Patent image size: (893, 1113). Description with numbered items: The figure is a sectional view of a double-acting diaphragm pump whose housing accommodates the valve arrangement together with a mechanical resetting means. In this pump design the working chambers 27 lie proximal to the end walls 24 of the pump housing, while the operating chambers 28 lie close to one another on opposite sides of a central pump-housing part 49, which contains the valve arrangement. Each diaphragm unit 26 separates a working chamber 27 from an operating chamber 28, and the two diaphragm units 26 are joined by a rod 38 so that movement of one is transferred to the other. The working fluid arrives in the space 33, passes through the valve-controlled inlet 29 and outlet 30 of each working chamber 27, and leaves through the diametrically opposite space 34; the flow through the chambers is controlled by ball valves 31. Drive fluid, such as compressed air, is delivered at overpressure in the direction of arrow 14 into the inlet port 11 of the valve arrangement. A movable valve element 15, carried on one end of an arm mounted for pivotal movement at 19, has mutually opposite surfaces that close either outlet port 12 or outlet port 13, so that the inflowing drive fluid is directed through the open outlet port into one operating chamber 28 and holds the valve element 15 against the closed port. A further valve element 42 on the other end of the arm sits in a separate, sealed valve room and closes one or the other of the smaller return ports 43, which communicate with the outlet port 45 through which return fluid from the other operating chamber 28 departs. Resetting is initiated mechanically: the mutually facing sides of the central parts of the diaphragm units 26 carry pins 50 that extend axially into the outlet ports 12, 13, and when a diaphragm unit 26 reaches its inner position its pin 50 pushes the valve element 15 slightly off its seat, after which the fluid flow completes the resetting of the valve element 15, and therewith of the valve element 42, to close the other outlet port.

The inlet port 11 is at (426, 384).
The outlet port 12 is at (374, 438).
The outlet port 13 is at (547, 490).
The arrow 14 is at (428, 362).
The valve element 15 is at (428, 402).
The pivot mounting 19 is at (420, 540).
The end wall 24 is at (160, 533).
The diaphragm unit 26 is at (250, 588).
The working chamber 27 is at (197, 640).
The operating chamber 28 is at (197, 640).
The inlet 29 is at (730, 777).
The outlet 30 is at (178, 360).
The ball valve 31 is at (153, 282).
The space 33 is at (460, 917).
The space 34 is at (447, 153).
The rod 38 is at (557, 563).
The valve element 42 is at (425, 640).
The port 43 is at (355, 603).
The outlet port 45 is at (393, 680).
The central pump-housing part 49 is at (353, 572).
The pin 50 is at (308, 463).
════════
▸ TASK:
Set down all of the lines above again, word for word, with nothing changed.

▸ OUTPUT BELOW:
Patent image size: (893, 1113). Description with numbered items: The figure is a sectional view of a double-acting diaphragm pump whose housing accommodates the valve arrangement together with a mechanical resetting means. In this pump design the working chambers 27 lie proximal to the end walls 24 of the pump housing, while the operating chambers 28 lie close to one another on opposite sides of a central pump-housing part 49, which contains the valve arrangement. Each diaphragm unit 26 separates a working chamber 27 from an operating chamber 28, and the two diaphragm units 26 are joined by a rod 38 so that movement of one is transferred to the other. The working fluid arrives in the space 33, passes through the valve-controlled inlet 29 and outlet 30 of each working chamber 27, and leaves through the diametrically opposite space 34; the flow through the chambers is controlled by ball valves 31. Drive fluid, such as compressed air, is delivered at overpressure in the direction of arrow 14 into the inlet port 11 of the valve arrangement. A movable valve element 15, carried on one end of an arm mounted for pivotal movement at 19, has mutually opposite surfaces that close either outlet port 12 or outlet port 13, so that the inflowing drive fluid is directed through the open outlet port into one operating chamber 28 and holds the valve element 15 against the closed port. A further valve element 42 on the other end of the arm sits in a separate, sealed valve room and closes one or the other of the smaller return ports 43, which communicate with the outlet port 45 through which return fluid from the other operating chamber 28 departs. Resetting is initiated mechanically: the mutually facing sides of the central parts of the diaphragm units 26 carry pins 50 that extend axially into the outlet ports 12, 13, and when a diaphragm unit 26 reaches its inner position its pin 50 pushes the valve element 15 slightly off its seat, after which the fluid flow completes the resetting of the valve element 15, and therewith of the valve element 42, to close the other outlet port.

The inlet port 11 is at (426, 384).
The outlet port 12 is at (374, 438).
The outlet port 13 is at (547, 490).
The arrow 14 is at (428, 362).
The valve element 15 is at (428, 402).
The pivot mounting 19 is at (420, 540).
The end wall 24 is at (160, 533).
The diaphragm unit 26 is at (250, 588).
The working chamber 27 is at (197, 640).
The operating chamber 28 is at (197, 640).
The inlet 29 is at (730, 777).
The outlet 30 is at (178, 360).
The ball valve 31 is at (153, 282).
The space 33 is at (460, 917).
The space 34 is at (447, 153).
The rod 38 is at (557, 563).
The valve element 42 is at (425, 640).
The port 43 is at (355, 603).
The outlet port 45 is at (393, 680).
The central pump-housing part 49 is at (353, 572).
The pin 50 is at (308, 463).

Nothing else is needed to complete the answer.